Your instructions ▸
Of all the lines in the material, how many contain the word "that"? State the number alone.

----

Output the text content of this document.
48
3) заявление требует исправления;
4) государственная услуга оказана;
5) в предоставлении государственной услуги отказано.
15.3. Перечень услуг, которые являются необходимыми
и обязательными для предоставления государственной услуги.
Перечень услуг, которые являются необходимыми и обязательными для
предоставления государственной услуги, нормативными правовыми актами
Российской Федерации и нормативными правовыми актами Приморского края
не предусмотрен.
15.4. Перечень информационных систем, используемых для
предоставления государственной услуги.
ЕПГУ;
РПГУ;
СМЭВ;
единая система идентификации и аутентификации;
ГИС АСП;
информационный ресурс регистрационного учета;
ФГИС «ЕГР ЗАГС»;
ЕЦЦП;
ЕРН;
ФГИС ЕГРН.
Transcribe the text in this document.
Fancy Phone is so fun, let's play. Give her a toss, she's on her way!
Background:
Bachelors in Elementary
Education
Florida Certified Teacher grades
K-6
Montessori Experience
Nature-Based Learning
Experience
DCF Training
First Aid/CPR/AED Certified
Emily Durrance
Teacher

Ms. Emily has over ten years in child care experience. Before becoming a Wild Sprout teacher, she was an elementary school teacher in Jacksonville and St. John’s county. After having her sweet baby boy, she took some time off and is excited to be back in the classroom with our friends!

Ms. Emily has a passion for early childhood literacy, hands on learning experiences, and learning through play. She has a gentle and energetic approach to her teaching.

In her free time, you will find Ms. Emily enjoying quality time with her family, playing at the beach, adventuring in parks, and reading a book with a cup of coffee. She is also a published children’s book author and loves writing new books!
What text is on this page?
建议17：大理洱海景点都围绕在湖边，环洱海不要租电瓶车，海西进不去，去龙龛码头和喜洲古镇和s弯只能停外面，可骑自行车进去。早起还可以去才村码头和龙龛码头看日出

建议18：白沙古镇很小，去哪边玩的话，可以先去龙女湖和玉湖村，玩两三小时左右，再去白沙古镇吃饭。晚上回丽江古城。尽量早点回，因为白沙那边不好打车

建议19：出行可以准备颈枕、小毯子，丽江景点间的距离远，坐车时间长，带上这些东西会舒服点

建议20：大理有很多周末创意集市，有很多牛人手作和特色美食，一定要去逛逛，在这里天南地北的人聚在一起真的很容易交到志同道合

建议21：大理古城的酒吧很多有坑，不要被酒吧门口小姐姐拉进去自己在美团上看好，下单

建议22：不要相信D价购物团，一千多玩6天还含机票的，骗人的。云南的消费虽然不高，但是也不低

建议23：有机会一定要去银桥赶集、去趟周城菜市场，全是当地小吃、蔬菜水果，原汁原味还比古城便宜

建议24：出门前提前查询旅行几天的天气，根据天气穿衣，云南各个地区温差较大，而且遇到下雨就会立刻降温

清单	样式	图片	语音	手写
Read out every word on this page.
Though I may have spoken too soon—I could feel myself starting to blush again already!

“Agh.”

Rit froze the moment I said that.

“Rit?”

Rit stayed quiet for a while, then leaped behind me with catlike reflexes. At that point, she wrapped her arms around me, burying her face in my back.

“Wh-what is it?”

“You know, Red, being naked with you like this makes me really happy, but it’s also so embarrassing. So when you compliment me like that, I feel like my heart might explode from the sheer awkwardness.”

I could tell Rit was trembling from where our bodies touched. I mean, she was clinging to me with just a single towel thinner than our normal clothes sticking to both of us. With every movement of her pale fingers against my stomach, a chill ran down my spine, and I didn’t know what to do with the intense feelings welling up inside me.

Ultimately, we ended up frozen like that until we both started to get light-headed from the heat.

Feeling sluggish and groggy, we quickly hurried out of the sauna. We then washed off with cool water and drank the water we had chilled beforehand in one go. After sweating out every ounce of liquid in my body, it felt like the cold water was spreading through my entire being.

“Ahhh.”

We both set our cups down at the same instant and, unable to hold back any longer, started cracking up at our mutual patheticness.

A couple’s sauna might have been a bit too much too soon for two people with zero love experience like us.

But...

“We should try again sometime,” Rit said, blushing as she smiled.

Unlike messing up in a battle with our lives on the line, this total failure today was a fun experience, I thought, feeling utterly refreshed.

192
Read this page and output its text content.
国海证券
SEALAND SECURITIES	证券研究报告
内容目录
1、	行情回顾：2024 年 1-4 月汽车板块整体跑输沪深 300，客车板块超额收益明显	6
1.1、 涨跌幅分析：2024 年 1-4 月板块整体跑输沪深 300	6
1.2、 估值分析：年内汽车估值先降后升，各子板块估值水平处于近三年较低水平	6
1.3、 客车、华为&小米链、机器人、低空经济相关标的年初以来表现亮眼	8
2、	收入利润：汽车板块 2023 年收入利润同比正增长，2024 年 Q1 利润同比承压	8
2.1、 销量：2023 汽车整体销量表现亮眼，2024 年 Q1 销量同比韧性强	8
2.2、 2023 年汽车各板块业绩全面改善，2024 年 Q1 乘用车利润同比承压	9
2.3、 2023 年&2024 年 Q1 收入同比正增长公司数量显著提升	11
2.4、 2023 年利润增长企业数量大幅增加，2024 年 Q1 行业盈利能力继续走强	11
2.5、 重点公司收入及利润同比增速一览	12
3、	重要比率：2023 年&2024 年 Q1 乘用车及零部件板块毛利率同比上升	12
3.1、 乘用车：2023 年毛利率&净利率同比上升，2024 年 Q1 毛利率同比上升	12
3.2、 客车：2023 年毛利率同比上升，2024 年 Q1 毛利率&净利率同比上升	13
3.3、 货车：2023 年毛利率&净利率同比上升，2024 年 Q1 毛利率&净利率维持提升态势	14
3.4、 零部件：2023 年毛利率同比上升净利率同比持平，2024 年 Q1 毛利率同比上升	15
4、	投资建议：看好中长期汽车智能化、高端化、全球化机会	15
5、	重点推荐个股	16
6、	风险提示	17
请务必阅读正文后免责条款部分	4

----

Problem solution ▸
4